[Data entries]
┌──

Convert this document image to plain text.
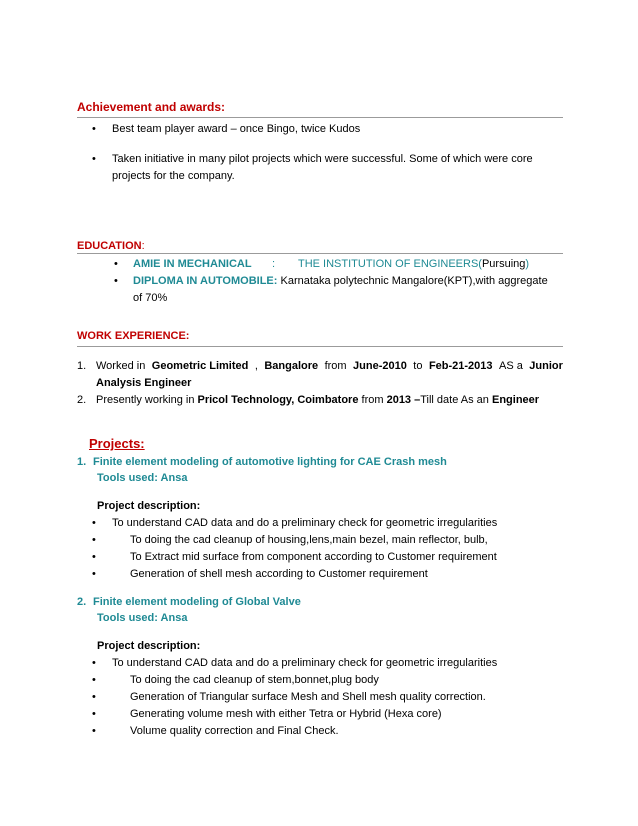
Achievement and awards:
•	Best team player award – once Bingo, twice Kudos
•	Taken initiative in many pilot projects which were successful. Some of which were core
projects for the company.
EDUCATION:
•	AMIE IN MECHANICAL	:	THE INSTITUTION OF ENGINEERS ( Pursuing )
•	DIPLOMA IN AUTOMOBILE:
Karnataka polytechnic Mangalore(KPT),with aggregate
of 70%
WORK EXPERIENCE:
1. Worked in Geometric Limited , Bangalore from June-2010 to Feb-21-2013 AS a Junior
Analysis Engineer
2. Presently working in Pricol Technology, Coimbatore from 2013 –Till date As an Engineer
Projects:
1. Finite element modeling of automotive lighting for CAE Crash mesh
Tools used: Ansa
Project description:
•	To understand CAD data and do a preliminary check for geometric irregularities
•	To doing the cad cleanup of housing,lens,main bezel, main reflector, bulb,
•	To Extract mid surface from component according to Customer requirement
•	Generation of shell mesh according to Customer requirement
2. Finite element modeling of Global Valve
Tools used: Ansa
Project description:
•	To understand CAD data and do a preliminary check for geometric irregularities
•	To doing the cad cleanup of stem,bonnet,plug body
•	Generation of Triangular surface Mesh and Shell mesh quality correction.
•	Generating volume mesh with either Tetra or Hybrid (Hexa core)
•	Volume quality correction and Final Check.
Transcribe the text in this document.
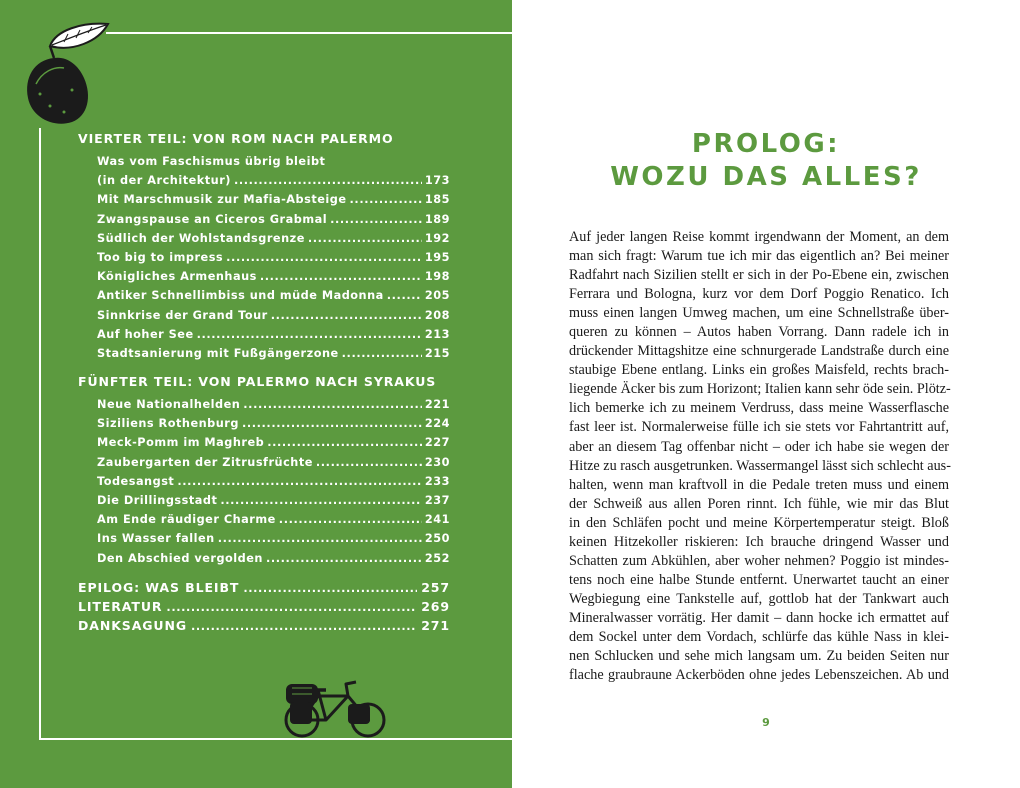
VIERTER TEIL: VON ROM NACH PALERMO
Was vom Faschismus übrig bleibt
(in der Architektur) .....	173
Mit Marschmusik zur Mafia-Absteige .....	185
Zwangspause an Ciceros Grabmal .....	189
Südlich der Wohlstandsgrenze .....	192
Too big to impress .....	195
Königliches Armenhaus .....	198
Antiker Schnellimbiss und müde Madonna .....	205
Sinnkrise der Grand Tour .....	208
Auf hoher See .....	213
Stadtsanierung mit Fußgängerzone .....	215
FÜNFTER TEIL: VON PALERMO NACH SYRAKUS
Neue Nationalhelden .....	221
Siziliens Rothenburg .....	224
Meck-Pomm im Maghreb .....	227
Zaubergarten der Zitrusfrüchte .....	230
Todesangst .....	233
Die Drillingsstadt .....	237
Am Ende räudiger Charme .....	241
Ins Wasser fallen .....	250
Den Abschied vergolden .....	252
EPILOG: WAS BLEIBT .....	257
LITERATUR .....	269
DANKSAGUNG .....	271
PROLOG:
WOZU DAS ALLES?
Auf jeder langen Reise kommt irgendwann der Moment, an dem
man sich fragt: Warum tue ich mir das eigentlich an? Bei meiner
Radfahrt nach Sizilien stellt er sich in der Po-Ebene ein, zwischen
Ferrara und Bologna, kurz vor dem Dorf Poggio Renatico. Ich
muss einen langen Umweg machen, um eine Schnellstraße über-
queren zu können – Autos haben Vorrang. Dann radele ich in
drückender Mittagshitze eine schnurgerade Landstraße durch eine
staubige Ebene entlang. Links ein großes Maisfeld, rechts brach-
liegende Äcker bis zum Horizont; Italien kann sehr öde sein. Plötz-
lich bemerke ich zu meinem Verdruss, dass meine Wasserflasche
fast leer ist. Normalerweise fülle ich sie stets vor Fahrtantritt auf,
aber an diesem Tag offenbar nicht – oder ich habe sie wegen der
Hitze zu rasch ausgetrunken. Wassermangel lässt sich schlecht aus-
halten, wenn man kraftvoll in die Pedale treten muss und einem
der Schweiß aus allen Poren rinnt. Ich fühle, wie mir das Blut
in den Schläfen pocht und meine Körpertemperatur steigt. Bloß
keinen Hitzekoller riskieren: Ich brauche dringend Wasser und
Schatten zum Abkühlen, aber woher nehmen? Poggio ist mindes-
tens noch eine halbe Stunde entfernt. Unerwartet taucht an einer
Wegbiegung eine Tankstelle auf, gottlob hat der Tankwart auch
Mineralwasser vorrätig. Her damit – dann hocke ich ermattet auf
dem Sockel unter dem Vordach, schlürfe das kühle Nass in klei-
nen Schlucken und sehe mich langsam um. Zu beiden Seiten nur
flache graubraune Ackerböden ohne jedes Lebenszeichen. Ab und
9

└──

Determine how many lines of the listing hold the word "sich" and reply with that figure alone.

• [Exercise answer]
3